**Task**:
List each line of the data that holds the string "аллотрансплантатов".

**Listing**:
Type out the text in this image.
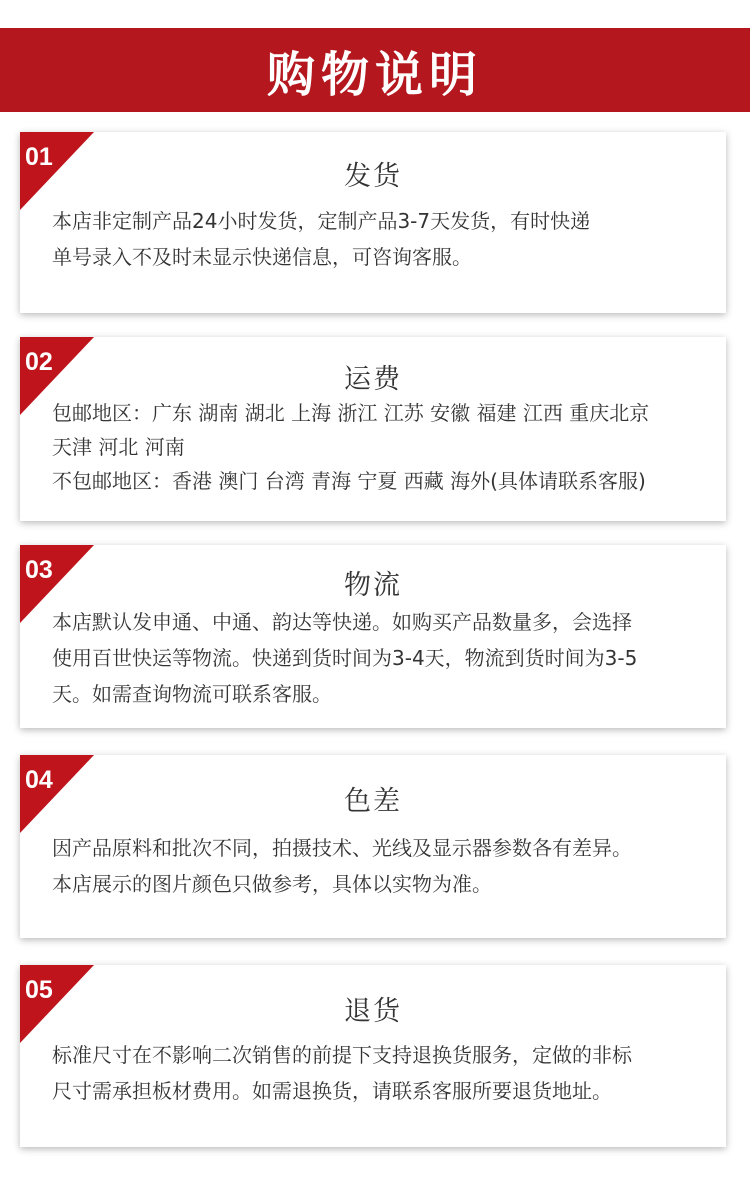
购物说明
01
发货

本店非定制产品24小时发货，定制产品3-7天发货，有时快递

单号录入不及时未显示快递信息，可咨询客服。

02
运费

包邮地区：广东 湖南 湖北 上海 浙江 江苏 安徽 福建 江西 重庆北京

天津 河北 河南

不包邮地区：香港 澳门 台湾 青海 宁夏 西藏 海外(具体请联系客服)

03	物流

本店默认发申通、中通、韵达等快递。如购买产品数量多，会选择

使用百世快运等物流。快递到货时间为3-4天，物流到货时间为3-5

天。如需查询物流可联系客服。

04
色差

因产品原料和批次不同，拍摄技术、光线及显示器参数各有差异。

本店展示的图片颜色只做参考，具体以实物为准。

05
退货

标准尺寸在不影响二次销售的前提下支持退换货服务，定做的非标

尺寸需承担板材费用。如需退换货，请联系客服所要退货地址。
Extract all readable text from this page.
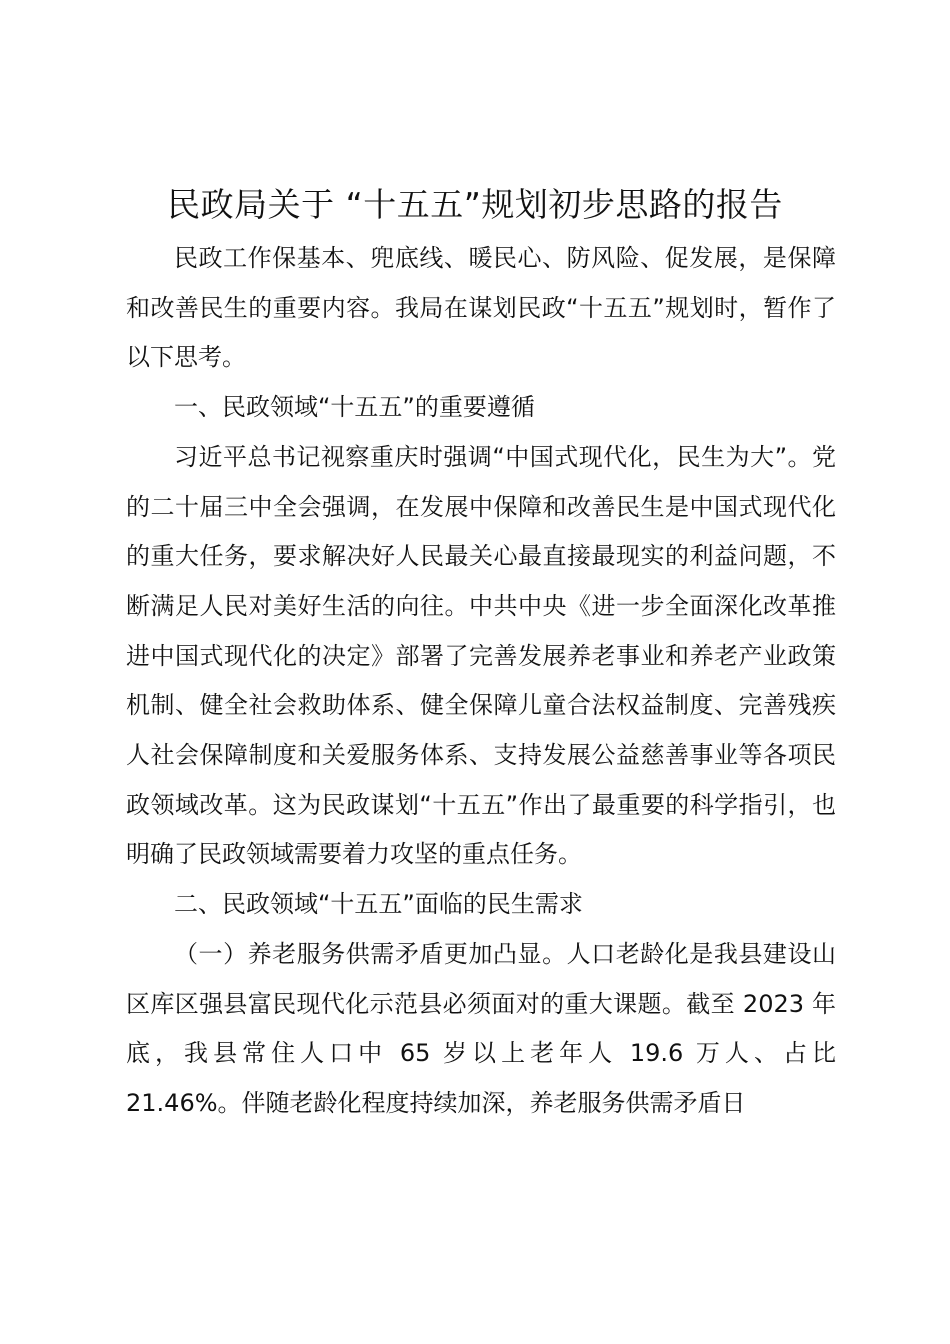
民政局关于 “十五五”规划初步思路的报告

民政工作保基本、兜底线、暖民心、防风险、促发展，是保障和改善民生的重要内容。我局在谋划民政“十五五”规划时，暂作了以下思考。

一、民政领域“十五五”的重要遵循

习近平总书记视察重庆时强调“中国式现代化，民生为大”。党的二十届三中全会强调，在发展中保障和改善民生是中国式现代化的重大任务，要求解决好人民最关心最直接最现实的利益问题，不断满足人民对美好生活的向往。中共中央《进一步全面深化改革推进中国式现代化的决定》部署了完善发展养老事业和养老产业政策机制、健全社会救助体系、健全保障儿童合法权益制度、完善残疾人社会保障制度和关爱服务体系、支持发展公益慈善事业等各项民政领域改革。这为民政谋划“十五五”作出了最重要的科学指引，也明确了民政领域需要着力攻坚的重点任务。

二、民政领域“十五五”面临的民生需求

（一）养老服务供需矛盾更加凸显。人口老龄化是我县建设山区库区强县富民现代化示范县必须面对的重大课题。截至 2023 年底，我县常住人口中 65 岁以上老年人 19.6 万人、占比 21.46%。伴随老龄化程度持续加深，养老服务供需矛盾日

* * *

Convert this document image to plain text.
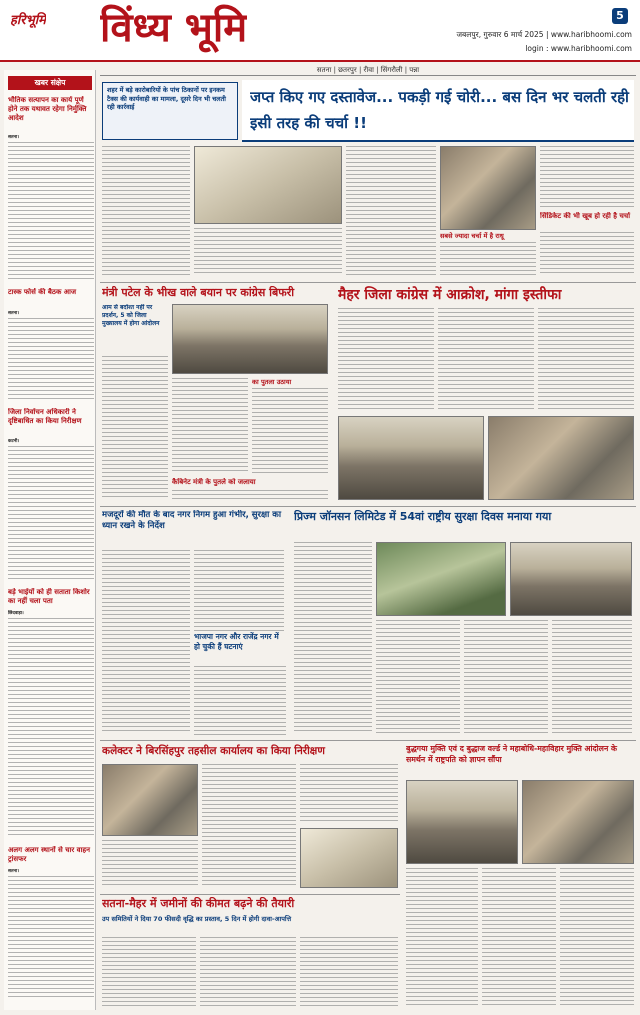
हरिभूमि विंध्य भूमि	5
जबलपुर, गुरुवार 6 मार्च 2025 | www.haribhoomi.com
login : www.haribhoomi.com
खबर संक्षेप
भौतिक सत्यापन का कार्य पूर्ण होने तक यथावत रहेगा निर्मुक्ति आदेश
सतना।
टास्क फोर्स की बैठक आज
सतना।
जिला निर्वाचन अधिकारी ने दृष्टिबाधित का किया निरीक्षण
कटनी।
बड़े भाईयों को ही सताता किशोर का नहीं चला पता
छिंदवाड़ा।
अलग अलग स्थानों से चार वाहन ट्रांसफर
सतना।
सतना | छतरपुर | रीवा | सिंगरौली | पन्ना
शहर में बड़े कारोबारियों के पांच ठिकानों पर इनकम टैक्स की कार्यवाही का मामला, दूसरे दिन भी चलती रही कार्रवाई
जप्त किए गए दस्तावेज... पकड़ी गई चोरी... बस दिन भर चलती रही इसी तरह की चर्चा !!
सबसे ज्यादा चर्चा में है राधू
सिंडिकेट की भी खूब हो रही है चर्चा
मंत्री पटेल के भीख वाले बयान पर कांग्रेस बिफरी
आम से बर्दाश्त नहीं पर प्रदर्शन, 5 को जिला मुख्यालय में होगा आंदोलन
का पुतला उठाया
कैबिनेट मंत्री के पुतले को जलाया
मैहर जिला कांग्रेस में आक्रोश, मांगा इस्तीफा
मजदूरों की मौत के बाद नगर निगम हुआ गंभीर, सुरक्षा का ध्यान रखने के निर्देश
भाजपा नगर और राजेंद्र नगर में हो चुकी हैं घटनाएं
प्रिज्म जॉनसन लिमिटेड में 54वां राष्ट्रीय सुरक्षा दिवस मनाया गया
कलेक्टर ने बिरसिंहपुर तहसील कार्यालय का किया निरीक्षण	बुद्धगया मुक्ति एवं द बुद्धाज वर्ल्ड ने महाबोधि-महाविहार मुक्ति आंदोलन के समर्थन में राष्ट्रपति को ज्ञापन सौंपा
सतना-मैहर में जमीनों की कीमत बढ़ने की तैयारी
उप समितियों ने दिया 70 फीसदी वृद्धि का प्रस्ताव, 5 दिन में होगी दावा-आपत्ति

---

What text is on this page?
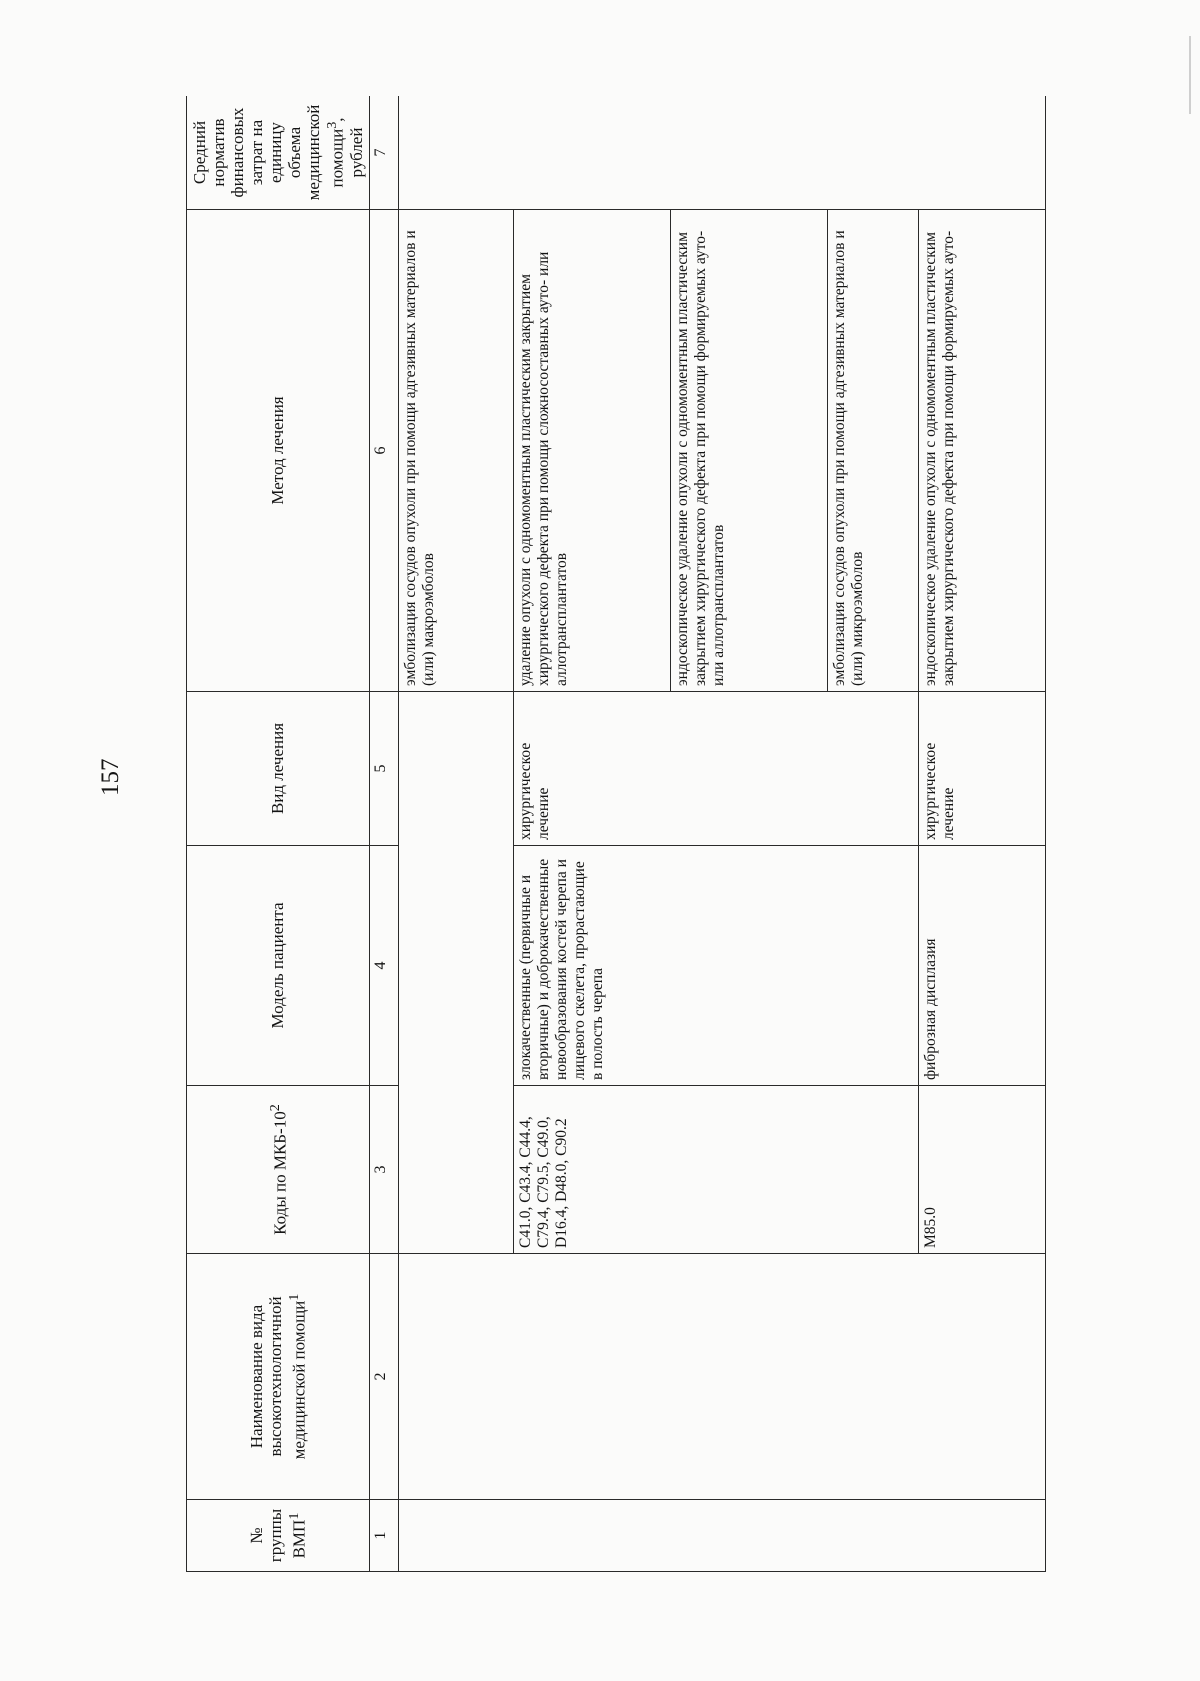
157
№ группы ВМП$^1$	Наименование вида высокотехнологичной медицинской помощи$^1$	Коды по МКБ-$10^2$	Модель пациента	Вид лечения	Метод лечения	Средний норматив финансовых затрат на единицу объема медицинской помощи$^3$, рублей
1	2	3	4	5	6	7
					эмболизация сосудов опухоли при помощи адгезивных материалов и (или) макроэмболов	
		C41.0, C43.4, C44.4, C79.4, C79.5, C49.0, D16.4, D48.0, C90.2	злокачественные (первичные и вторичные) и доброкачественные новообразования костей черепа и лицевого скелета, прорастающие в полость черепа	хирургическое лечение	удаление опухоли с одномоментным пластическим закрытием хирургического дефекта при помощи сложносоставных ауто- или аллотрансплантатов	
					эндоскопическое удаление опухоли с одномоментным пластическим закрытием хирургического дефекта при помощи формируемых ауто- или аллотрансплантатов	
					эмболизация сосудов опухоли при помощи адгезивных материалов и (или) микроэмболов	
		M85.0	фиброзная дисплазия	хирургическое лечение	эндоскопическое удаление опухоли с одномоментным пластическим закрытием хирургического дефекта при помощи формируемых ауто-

**The result**:
		C41.0, C43.4, C44.4, C79.4, C79.5, C49.0, D16.4, D48.0, C90.2	злокачественные (первичные и вторичные) и доброкачественные новообразования костей черепа и лицевого скелета, прорастающие в полость черепа	хирургическое лечение	удаление опухоли с одномоментным пластическим закрытием хирургического дефекта при помощи сложносоставных ауто- или аллотрансплантатов	
					эндоскопическое удаление опухоли с одномоментным пластическим закрытием хирургического дефекта при помощи формируемых ауто- или аллотрансплантатов	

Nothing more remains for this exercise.